— Goal of the exercise —
Quote all of the entries word for word.

— Dataset entries —
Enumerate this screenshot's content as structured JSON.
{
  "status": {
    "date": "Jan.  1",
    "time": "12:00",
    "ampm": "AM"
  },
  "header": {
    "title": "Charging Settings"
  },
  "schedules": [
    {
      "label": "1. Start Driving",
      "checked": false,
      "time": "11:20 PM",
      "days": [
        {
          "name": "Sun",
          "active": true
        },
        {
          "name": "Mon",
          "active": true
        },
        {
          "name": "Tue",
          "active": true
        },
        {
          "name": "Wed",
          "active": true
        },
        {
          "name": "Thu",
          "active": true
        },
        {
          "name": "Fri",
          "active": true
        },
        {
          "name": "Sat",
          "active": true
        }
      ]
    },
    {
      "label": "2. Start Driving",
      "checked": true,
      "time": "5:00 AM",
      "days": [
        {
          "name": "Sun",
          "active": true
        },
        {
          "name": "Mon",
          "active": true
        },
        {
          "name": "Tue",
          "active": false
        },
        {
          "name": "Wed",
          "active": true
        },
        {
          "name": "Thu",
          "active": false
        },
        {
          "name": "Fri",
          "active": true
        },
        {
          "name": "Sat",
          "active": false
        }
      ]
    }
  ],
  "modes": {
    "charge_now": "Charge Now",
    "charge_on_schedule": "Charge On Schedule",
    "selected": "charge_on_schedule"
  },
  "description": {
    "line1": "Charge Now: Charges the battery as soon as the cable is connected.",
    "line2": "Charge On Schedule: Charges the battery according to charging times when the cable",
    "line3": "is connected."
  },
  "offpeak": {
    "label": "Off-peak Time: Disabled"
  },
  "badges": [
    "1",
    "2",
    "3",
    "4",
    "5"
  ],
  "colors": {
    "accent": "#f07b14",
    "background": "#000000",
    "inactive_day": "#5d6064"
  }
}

— Correct response —
Enumerate this screenshot's content as structured JSON.
{
  "status": {
    "date": "Jan.  1",
    "time": "12:00",
    "ampm": "AM"
  },
  "header": {
    "title": "Charging Settings"
  },
  "schedules": [
    {
      "label": "1. Start Driving",
      "checked": false,
      "time": "11:20 PM",
      "days": [
        {
          "name": "Sun",
          "active": true
        },
        {
          "name": "Mon",
          "active": true
        },
        {
          "name": "Tue",
          "active": true
        },
        {
          "name": "Wed",
          "active": true
        },
        {
          "name": "Thu",
          "active": true
        },
        {
          "name": "Fri",
          "active": true
        },
        {
          "name": "Sat",
          "active": true
        }
      ]
    },
    {
      "label": "2. Start Driving",
      "checked": true,
      "time": "5:00 AM",
      "days": [
        {
          "name": "Sun",
          "active": true
        },
        {
          "name": "Mon",
          "active": true
        },
        {
          "name": "Tue",
          "active": false
        },
        {
          "name": "Wed",
          "active": true
        },
        {
          "name": "Thu",
          "active": false
        },
        {
          "name": "Fri",
          "active": true
        },
        {
          "name": "Sat",
          "active": false
        }
      ]
    }
  ],
  "modes": {
    "charge_now": "Charge Now",
    "charge_on_schedule": "Charge On Schedule",
    "selected": "charge_on_schedule"
  },
  "description": {
    "line1": "Charge Now: Charges the battery as soon as the cable is connected.",
    "line2": "Charge On Schedule: Charges the battery according to charging times when the cable",
    "line3": "is connected."
  },
  "offpeak": {
    "label": "Off-peak Time: Disabled"
  },
  "badges": [
    "1",
    "2",
    "3",
    "4",
    "5"
  ],
  "colors": {
    "accent": "#f07b14",
    "background": "#000000",
    "inactive_day": "#5d6064"
  }
}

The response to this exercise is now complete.